| EXERCISE TASK |
Your answer should be one number: how many lines of the records hold the string "half".

(Extracted records)

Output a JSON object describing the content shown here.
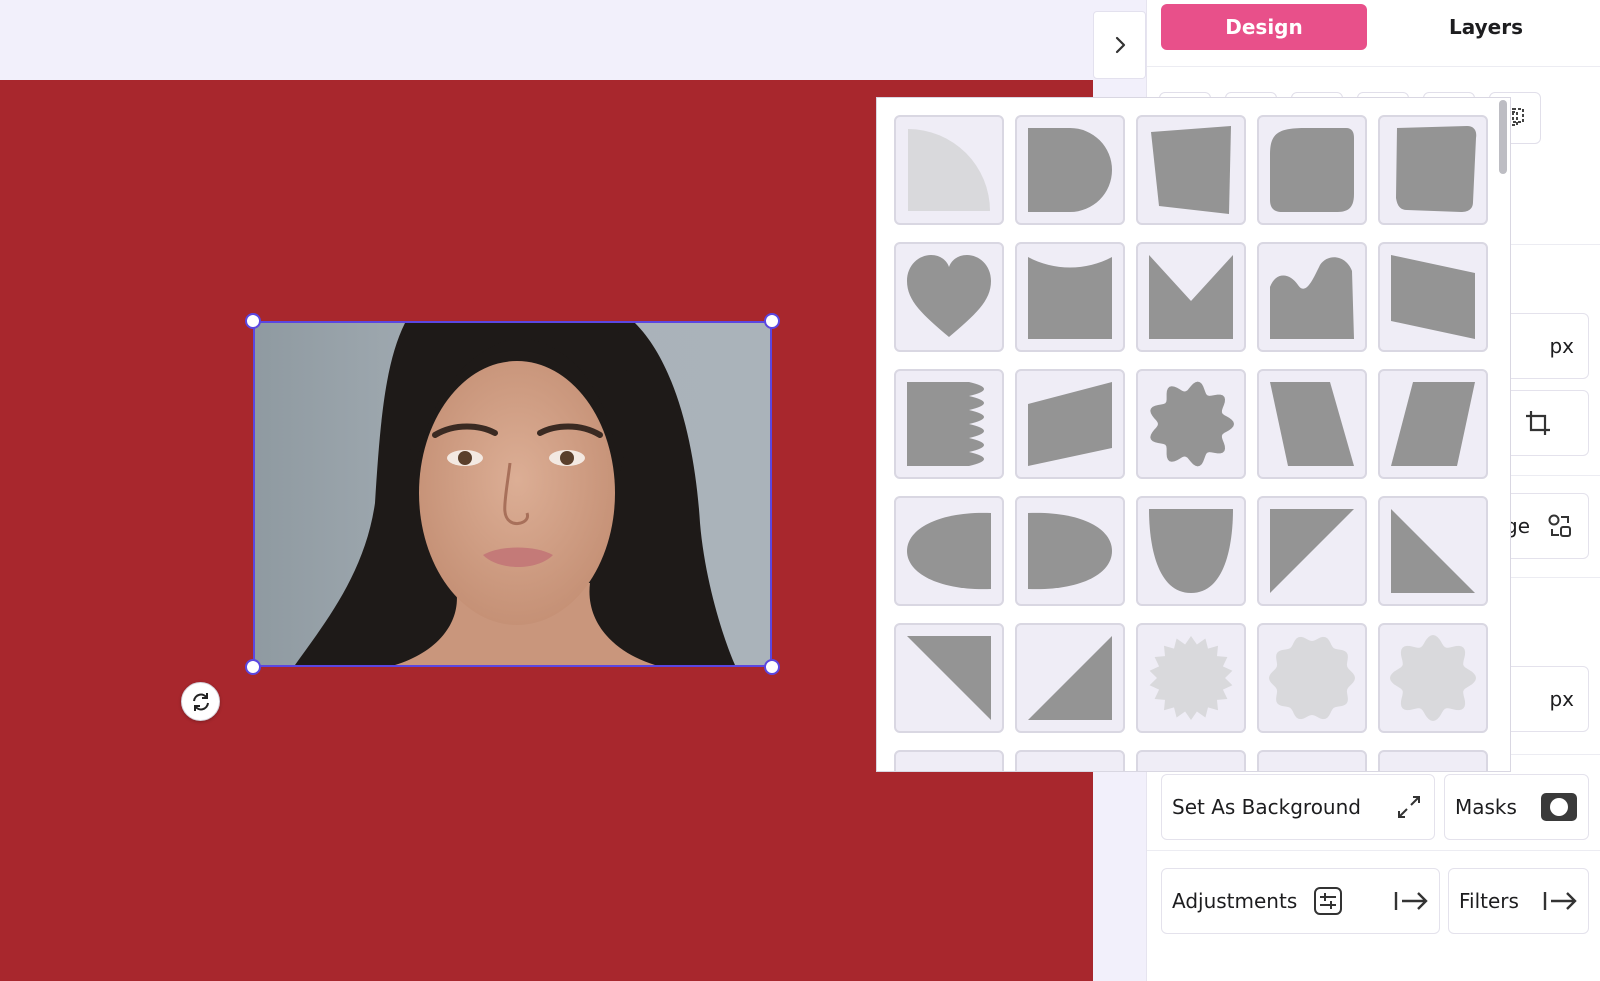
{
  "colors": {
    "canvas_bg": "#a8272d",
    "accent": "#e8508a",
    "selection": "#5b46e0",
    "shape_dark": "#949494",
    "shape_light": "#d9d9dc"
  },
  "tabs": {
    "design": "Design",
    "layers": "Layers"
  },
  "fields": {
    "unit_top": "px",
    "unit_bottom": "px",
    "replace_partial": "ge"
  },
  "actions": {
    "set_as_background": "Set As Background",
    "masks": "Masks",
    "adjustments": "Adjustments",
    "filters": "Filters"
  },
  "icons": {
    "collapse": "chevron-right-icon",
    "rotate": "rotate-icon",
    "crop": "crop-icon",
    "replace": "replace-icon",
    "expand": "expand-arrows-icon",
    "mask": "mask-icon",
    "adjust": "sliders-icon",
    "arrow": "arrow-to-right-icon"
  },
  "masks": [
    {
      "shape": "quarter-circle",
      "tone": "light"
    },
    {
      "shape": "d-shape",
      "tone": "dark"
    },
    {
      "shape": "trapezoid-tilt",
      "tone": "dark"
    },
    {
      "shape": "rounded-blob",
      "tone": "dark"
    },
    {
      "shape": "rounded-quad",
      "tone": "dark"
    },
    {
      "shape": "heart",
      "tone": "dark"
    },
    {
      "shape": "curved-top-rect",
      "tone": "dark"
    },
    {
      "shape": "notched-rect",
      "tone": "dark"
    },
    {
      "shape": "wavy-top-rect",
      "tone": "dark"
    },
    {
      "shape": "slant-rect",
      "tone": "dark"
    },
    {
      "shape": "scalloped-side",
      "tone": "dark"
    },
    {
      "shape": "slant-parallelogram",
      "tone": "dark"
    },
    {
      "shape": "flower",
      "tone": "dark"
    },
    {
      "shape": "trapezoid-left",
      "tone": "dark"
    },
    {
      "shape": "trapezoid-right",
      "tone": "dark"
    },
    {
      "shape": "half-ellipse-right",
      "tone": "dark"
    },
    {
      "shape": "half-ellipse-left",
      "tone": "dark"
    },
    {
      "shape": "shield",
      "tone": "dark"
    },
    {
      "shape": "triangle-top-left",
      "tone": "dark"
    },
    {
      "shape": "triangle-bottom-right",
      "tone": "dark"
    },
    {
      "shape": "triangle-top-right-corner",
      "tone": "dark"
    },
    {
      "shape": "triangle-bottom-left-corner",
      "tone": "dark"
    },
    {
      "shape": "starburst",
      "tone": "light"
    },
    {
      "shape": "badge",
      "tone": "light"
    },
    {
      "shape": "scallop-badge",
      "tone": "light"
    }
  ]
}
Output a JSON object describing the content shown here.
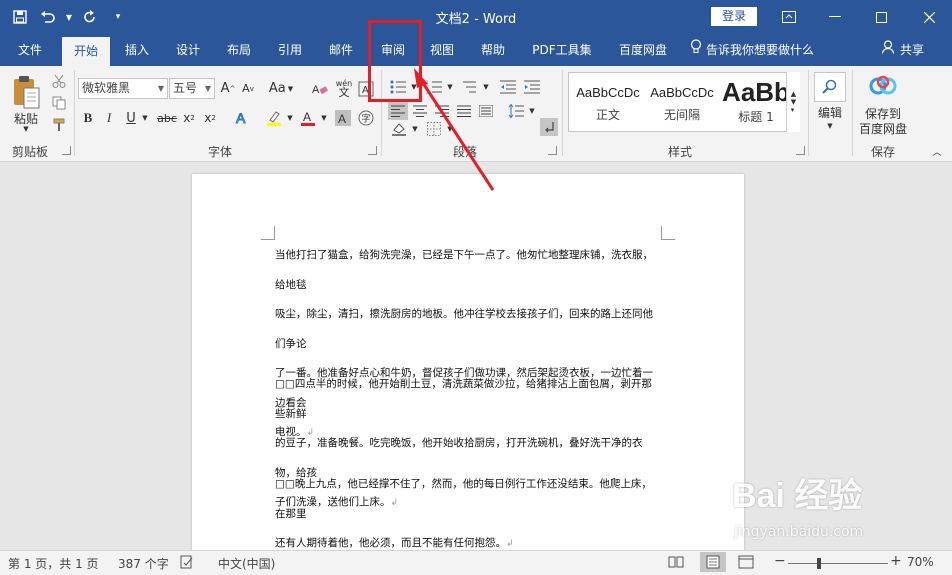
{
  "titlebar": {
    "doc_title": "文档2 - Word",
    "login_label": "登录",
    "colors": {
      "bar": "#2b579a",
      "text": "#ffffff"
    }
  },
  "tabs": [
    {
      "label": "文件",
      "active": false
    },
    {
      "label": "开始",
      "active": true
    },
    {
      "label": "插入",
      "active": false
    },
    {
      "label": "设计",
      "active": false
    },
    {
      "label": "布局",
      "active": false
    },
    {
      "label": "引用",
      "active": false
    },
    {
      "label": "邮件",
      "active": false
    },
    {
      "label": "审阅",
      "active": false
    },
    {
      "label": "视图",
      "active": false
    },
    {
      "label": "帮助",
      "active": false
    },
    {
      "label": "PDF工具集",
      "active": false
    },
    {
      "label": "百度网盘",
      "active": false
    }
  ],
  "tell_me": "告诉我你想要做什么",
  "share_label": "共享",
  "ribbon": {
    "clipboard": {
      "paste_label": "粘贴",
      "group_label": "剪贴板"
    },
    "font": {
      "font_name": "微软雅黑",
      "font_size": "五号",
      "change_case": "Aa",
      "phonetic": "wén",
      "group_label": "字体"
    },
    "paragraph": {
      "group_label": "段落"
    },
    "styles": {
      "items": [
        {
          "sample": "AaBbCcDc",
          "name": "正文"
        },
        {
          "sample": "AaBbCcDc",
          "name": "无间隔"
        },
        {
          "sample": "AaBb",
          "name": "标题 1"
        }
      ],
      "group_label": "样式"
    },
    "editing": {
      "label": "编辑"
    },
    "save": {
      "label_line1": "保存到",
      "label_line2": "百度网盘",
      "group_label": "保存"
    }
  },
  "document": {
    "paragraphs": [
      [
        "当他打扫了猫盒，给狗洗完澡，已经是下午一点了。他匆忙地整理床铺，洗衣服，给地毯",
        "吸尘，除尘，清扫，擦洗厨房的地板。他冲往学校去接孩子们，回来的路上还同他们争论",
        "了一番。他准备好点心和牛奶，督促孩子们做功课，然后架起烫衣板，一边忙着一边看会",
        "电视。"
      ],
      [
        "□□四点半的时候，他开始削土豆，清洗蔬菜做沙拉，给猪排沾上面包屑，剥开那些新鲜",
        "的豆子，准备晚餐。吃完晚饭，他开始收拾厨房，打开洗碗机，叠好洗干净的衣物，给孩",
        "子们洗澡，送他们上床。"
      ],
      [
        "□□晚上九点，他已经撑不住了，然而，他的每日例行工作还没结束。他爬上床，在那里",
        "还有人期待着他，他必须，而且不能有任何抱怨。"
      ]
    ]
  },
  "statusbar": {
    "page_info": "第 1 页，共 1 页",
    "word_count": "387 个字",
    "language": "中文(中国)",
    "zoom": "70%"
  },
  "watermark": {
    "line1": "Bai 经验",
    "line2": "jingyan.baidu.com"
  },
  "annotation": {
    "highlight_color": "#e21f26"
  }
}
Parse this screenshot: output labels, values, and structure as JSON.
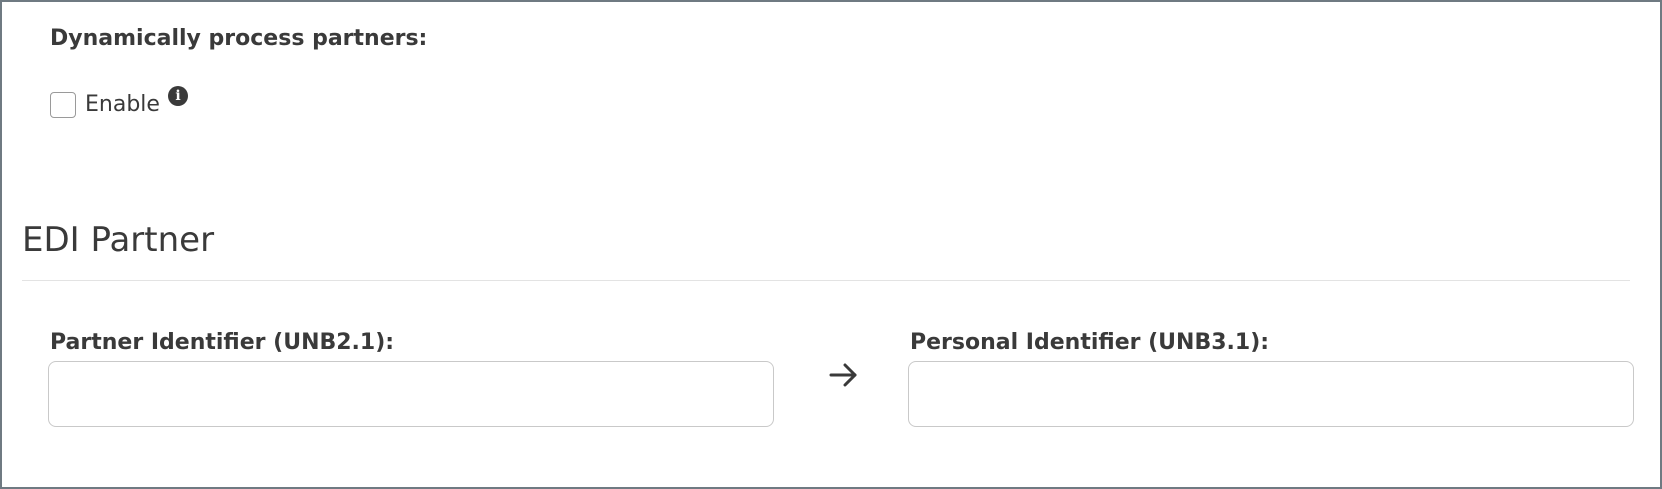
{
  "dynamic": {
    "label": "Dynamically process partners:",
    "enable_label": "Enable",
    "enable_checked": false,
    "info_icon": "info-icon"
  },
  "edi_partner": {
    "title": "EDI Partner",
    "partner_identifier": {
      "label": "Partner Identifier (UNB2.1):",
      "value": ""
    },
    "arrow_icon": "arrow-right-icon",
    "personal_identifier": {
      "label": "Personal Identifier (UNB3.1):",
      "value": ""
    }
  }
}
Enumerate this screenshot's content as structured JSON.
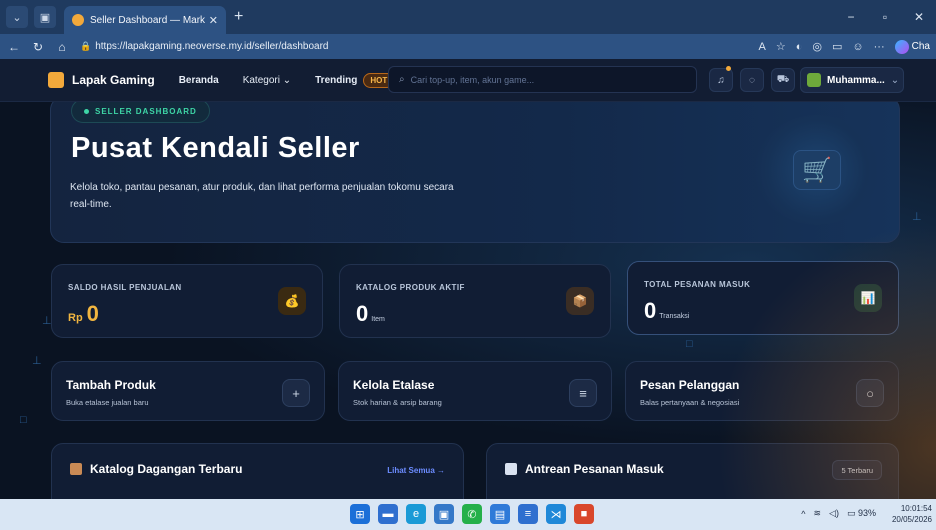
{
  "browser": {
    "tab_title": "Seller Dashboard — Marketplace",
    "tab_close": "✕",
    "new_tab": "+",
    "url": "https://lapakgaming.neoverse.my.id/seller/dashboard",
    "copilot_label": "Cha"
  },
  "header": {
    "brand": "Lapak Gaming",
    "nav": {
      "home": "Beranda",
      "category": "Kategori",
      "category_chevron": "⌄",
      "trending": "Trending",
      "hot_badge": "HOT"
    },
    "search_placeholder": "Cari top-up, item, akun game...",
    "user_name": "Muhamma...",
    "user_chevron": "⌄"
  },
  "hero": {
    "badge": "SELLER DASHBOARD",
    "title": "Pusat Kendali Seller",
    "description": "Kelola toko, pantau pesanan, atur produk, dan lihat performa penjualan tokomu secara real-time."
  },
  "stats": [
    {
      "label": "SALDO HASIL PENJUALAN",
      "prefix": "Rp",
      "value": "0",
      "unit": "",
      "icon": "money-bag-icon",
      "icon_glyph": "💰"
    },
    {
      "label": "KATALOG PRODUK AKTIF",
      "prefix": "",
      "value": "0",
      "unit": "Item",
      "icon": "package-icon",
      "icon_glyph": "📦"
    },
    {
      "label": "TOTAL PESANAN MASUK",
      "prefix": "",
      "value": "0",
      "unit": "Transaksi",
      "icon": "chart-icon",
      "icon_glyph": "📊"
    }
  ],
  "actions": [
    {
      "title": "Tambah Produk",
      "subtitle": "Buka etalase jualan baru",
      "icon": "plus-icon",
      "glyph": "+"
    },
    {
      "title": "Kelola Etalase",
      "subtitle": "Stok harian & arsip barang",
      "icon": "list-icon",
      "glyph": "≡"
    },
    {
      "title": "Pesan Pelanggan",
      "subtitle": "Balas pertanyaan & negosiasi",
      "icon": "chat-icon",
      "glyph": "○"
    }
  ],
  "panels": {
    "catalog": {
      "title": "Katalog Dagangan Terbaru",
      "link": "Lihat Semua →"
    },
    "orders": {
      "title": "Antrean Pesanan Masuk",
      "pill": "5 Terbaru"
    }
  },
  "taskbar": {
    "battery": "93%",
    "time": "10:01:54",
    "date": "20/05/2026"
  },
  "colors": {
    "accent_gold": "#f2b640",
    "accent_green": "#3ed6a6",
    "link_blue": "#6c8cff",
    "card_bg": "#111d34"
  }
}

| ANSWER TO THE EXERCISE |
2